AIM OF THE EXERCISE> Quote each record exactly, please, leaving none out.
- - - -
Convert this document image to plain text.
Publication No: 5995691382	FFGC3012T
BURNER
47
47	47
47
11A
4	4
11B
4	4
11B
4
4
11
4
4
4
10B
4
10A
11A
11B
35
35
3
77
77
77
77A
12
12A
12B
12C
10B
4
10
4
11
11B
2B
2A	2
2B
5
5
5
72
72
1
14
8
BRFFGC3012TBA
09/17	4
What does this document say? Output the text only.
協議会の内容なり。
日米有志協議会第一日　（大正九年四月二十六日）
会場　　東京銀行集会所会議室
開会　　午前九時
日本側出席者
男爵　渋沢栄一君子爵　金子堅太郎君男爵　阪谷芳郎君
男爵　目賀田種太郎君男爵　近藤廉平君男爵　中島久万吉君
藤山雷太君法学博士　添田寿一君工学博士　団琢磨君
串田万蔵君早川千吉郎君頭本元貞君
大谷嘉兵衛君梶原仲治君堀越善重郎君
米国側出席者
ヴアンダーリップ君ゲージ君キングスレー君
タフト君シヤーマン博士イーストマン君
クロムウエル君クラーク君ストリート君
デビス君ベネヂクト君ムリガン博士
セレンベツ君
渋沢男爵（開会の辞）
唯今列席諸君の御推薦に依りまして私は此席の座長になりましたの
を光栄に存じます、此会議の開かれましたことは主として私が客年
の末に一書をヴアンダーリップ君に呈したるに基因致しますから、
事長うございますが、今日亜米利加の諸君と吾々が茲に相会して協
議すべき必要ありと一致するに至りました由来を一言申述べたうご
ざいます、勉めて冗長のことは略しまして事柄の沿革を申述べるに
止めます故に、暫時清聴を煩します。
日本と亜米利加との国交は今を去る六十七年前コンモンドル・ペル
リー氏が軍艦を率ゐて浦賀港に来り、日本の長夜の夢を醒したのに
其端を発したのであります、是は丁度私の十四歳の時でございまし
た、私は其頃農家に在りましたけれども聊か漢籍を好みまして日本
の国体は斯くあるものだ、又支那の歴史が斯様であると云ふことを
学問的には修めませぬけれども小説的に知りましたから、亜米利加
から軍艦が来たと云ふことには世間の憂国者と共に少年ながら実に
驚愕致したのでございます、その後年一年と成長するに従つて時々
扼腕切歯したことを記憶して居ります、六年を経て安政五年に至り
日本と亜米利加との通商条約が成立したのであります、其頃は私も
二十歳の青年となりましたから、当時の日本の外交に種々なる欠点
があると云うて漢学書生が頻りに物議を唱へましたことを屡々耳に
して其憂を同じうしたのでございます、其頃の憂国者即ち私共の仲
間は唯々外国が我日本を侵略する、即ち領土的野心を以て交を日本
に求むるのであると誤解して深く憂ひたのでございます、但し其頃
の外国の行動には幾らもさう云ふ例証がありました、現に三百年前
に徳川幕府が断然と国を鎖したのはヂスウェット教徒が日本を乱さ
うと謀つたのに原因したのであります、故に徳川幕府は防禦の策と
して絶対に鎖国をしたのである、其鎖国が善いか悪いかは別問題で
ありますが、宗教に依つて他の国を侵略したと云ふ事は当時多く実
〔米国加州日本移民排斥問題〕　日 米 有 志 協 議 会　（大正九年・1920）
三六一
- - - -
RESPONSE BELOW>
Convert this document image to plain text.
Publication No: 5995691382	FFGC3012T
BURNER
47
47	47
47
11A
4	4
11B
4	4
11B
4
4
11
4
4
4
10B
4
10A
11A
11B
35
35
3
77
77
77
77A
12
12A
12B
12C
10B
4
10
4
11
11B
2B
2A	2
2B
5
5
5
72
72
1
14
8
BRFFGC3012TBA
09/17	4
What does this document say? Output the text only.
協議会の内容なり。
日米有志協議会第一日　（大正九年四月二十六日）
会場　　東京銀行集会所会議室
開会　　午前九時
日本側出席者
男爵　渋沢栄一君子爵　金子堅太郎君男爵　阪谷芳郎君
男爵　目賀田種太郎君男爵　近藤廉平君男爵　中島久万吉君
藤山雷太君法学博士　添田寿一君工学博士　団琢磨君
串田万蔵君早川千吉郎君頭本元貞君
大谷嘉兵衛君梶原仲治君堀越善重郎君
米国側出席者
ヴアンダーリップ君ゲージ君キングスレー君
タフト君シヤーマン博士イーストマン君
クロムウエル君クラーク君ストリート君
デビス君ベネヂクト君ムリガン博士
セレンベツ君
渋沢男爵（開会の辞）
唯今列席諸君の御推薦に依りまして私は此席の座長になりましたの
を光栄に存じます、此会議の開かれましたことは主として私が客年
の末に一書をヴアンダーリップ君に呈したるに基因致しますから、
事長うございますが、今日亜米利加の諸君と吾々が茲に相会して協
議すべき必要ありと一致するに至りました由来を一言申述べたうご
ざいます、勉めて冗長のことは略しまして事柄の沿革を申述べるに
止めます故に、暫時清聴を煩します。
日本と亜米利加との国交は今を去る六十七年前コンモンドル・ペル
リー氏が軍艦を率ゐて浦賀港に来り、日本の長夜の夢を醒したのに
其端を発したのであります、是は丁度私の十四歳の時でございまし
た、私は其頃農家に在りましたけれども聊か漢籍を好みまして日本
の国体は斯くあるものだ、又支那の歴史が斯様であると云ふことを
学問的には修めませぬけれども小説的に知りましたから、亜米利加
から軍艦が来たと云ふことには世間の憂国者と共に少年ながら実に
驚愕致したのでございます、その後年一年と成長するに従つて時々
扼腕切歯したことを記憶して居ります、六年を経て安政五年に至り
日本と亜米利加との通商条約が成立したのであります、其頃は私も
二十歳の青年となりましたから、当時の日本の外交に種々なる欠点
があると云うて漢学書生が頻りに物議を唱へましたことを屡々耳に
して其憂を同じうしたのでございます、其頃の憂国者即ち私共の仲
間は唯々外国が我日本を侵略する、即ち領土的野心を以て交を日本
に求むるのであると誤解して深く憂ひたのでございます、但し其頃
の外国の行動には幾らもさう云ふ例証がありました、現に三百年前
に徳川幕府が断然と国を鎖したのはヂスウェット教徒が日本を乱さ
うと謀つたのに原因したのであります、故に徳川幕府は防禦の策と
して絶対に鎖国をしたのである、其鎖国が善いか悪いかは別問題で
ありますが、宗教に依つて他の国を侵略したと云ふ事は当時多く実
〔米国加州日本移民排斥問題〕　日 米 有 志 協 議 会　（大正九年・1920）
三六一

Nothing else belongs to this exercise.